▶ _DATASET_:
· · · · ·
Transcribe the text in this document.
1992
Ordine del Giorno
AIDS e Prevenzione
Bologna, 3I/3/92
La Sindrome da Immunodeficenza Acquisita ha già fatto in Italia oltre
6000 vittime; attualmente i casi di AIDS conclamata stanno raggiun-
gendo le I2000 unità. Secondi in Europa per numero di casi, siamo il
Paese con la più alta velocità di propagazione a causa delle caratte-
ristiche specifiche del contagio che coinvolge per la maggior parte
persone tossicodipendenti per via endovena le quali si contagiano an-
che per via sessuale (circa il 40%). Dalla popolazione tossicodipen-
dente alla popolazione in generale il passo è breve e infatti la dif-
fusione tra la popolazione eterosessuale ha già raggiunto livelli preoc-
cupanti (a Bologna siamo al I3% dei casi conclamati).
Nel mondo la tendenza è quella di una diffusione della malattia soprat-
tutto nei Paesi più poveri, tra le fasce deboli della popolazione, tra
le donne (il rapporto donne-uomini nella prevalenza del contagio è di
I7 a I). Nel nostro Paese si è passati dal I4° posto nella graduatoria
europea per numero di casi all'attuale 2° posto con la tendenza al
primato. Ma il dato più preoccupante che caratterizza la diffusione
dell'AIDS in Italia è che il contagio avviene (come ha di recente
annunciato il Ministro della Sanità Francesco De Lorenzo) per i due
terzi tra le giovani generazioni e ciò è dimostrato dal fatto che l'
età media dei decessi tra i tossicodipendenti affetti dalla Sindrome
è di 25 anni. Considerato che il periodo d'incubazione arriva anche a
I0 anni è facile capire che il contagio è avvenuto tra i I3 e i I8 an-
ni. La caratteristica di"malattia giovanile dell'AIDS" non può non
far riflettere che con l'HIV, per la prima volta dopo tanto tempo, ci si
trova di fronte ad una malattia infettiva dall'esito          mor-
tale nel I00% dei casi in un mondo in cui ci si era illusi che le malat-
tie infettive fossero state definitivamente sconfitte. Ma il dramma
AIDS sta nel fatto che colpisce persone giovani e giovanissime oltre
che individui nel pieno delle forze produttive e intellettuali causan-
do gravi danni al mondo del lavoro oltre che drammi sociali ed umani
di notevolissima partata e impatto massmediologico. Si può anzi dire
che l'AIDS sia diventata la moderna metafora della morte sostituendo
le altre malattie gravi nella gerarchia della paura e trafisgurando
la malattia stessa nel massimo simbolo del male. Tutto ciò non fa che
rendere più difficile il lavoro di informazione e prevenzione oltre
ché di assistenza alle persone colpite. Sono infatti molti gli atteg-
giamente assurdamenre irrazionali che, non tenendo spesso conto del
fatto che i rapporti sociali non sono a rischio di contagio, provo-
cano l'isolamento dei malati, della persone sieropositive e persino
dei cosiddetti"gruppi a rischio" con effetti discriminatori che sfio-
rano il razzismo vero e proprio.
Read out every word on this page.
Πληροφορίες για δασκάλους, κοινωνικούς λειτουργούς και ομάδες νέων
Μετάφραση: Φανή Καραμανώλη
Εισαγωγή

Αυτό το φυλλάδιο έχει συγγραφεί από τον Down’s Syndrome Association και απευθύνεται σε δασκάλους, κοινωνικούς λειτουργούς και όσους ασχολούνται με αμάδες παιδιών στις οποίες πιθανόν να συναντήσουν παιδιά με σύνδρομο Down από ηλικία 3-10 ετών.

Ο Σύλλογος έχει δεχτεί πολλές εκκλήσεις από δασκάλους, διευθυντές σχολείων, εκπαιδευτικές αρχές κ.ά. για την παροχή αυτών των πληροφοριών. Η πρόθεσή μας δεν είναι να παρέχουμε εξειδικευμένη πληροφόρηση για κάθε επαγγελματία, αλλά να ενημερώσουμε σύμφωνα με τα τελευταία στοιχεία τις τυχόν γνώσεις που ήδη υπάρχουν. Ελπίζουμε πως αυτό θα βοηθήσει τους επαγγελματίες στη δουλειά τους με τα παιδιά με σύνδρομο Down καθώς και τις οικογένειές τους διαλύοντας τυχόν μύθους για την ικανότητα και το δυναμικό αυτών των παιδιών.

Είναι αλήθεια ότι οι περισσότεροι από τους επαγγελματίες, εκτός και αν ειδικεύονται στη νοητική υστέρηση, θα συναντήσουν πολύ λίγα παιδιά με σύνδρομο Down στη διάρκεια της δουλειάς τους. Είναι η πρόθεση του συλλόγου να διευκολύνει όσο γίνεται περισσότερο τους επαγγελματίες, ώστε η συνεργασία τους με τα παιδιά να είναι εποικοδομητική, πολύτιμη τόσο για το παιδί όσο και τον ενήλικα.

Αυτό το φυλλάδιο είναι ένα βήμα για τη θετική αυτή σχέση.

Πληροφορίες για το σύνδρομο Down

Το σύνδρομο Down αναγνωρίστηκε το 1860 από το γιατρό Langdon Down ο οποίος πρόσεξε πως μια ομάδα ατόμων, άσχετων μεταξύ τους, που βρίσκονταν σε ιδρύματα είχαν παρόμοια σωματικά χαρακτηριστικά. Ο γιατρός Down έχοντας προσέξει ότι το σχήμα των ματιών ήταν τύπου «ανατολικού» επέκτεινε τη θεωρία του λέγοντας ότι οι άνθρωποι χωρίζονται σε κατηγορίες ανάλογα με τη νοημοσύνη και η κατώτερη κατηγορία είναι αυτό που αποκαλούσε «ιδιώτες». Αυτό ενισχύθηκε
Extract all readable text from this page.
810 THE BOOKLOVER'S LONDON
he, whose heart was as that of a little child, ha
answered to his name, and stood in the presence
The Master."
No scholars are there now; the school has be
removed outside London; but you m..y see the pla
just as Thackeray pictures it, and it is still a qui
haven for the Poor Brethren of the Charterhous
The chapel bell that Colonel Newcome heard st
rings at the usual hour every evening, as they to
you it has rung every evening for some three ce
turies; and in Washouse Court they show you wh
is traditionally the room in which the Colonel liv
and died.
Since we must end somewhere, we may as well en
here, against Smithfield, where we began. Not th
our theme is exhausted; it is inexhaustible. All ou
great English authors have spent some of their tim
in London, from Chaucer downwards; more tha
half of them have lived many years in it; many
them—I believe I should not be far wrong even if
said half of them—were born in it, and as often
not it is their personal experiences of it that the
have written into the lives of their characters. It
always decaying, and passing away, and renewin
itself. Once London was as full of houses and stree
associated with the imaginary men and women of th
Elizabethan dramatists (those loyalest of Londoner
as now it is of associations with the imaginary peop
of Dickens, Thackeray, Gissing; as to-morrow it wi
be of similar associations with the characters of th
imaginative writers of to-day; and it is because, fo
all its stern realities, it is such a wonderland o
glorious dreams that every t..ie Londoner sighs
· · · · ·
Say how many lines of the material contain the word "mondo", with no other text.

▶ _CORRECT OUTPUT_: 3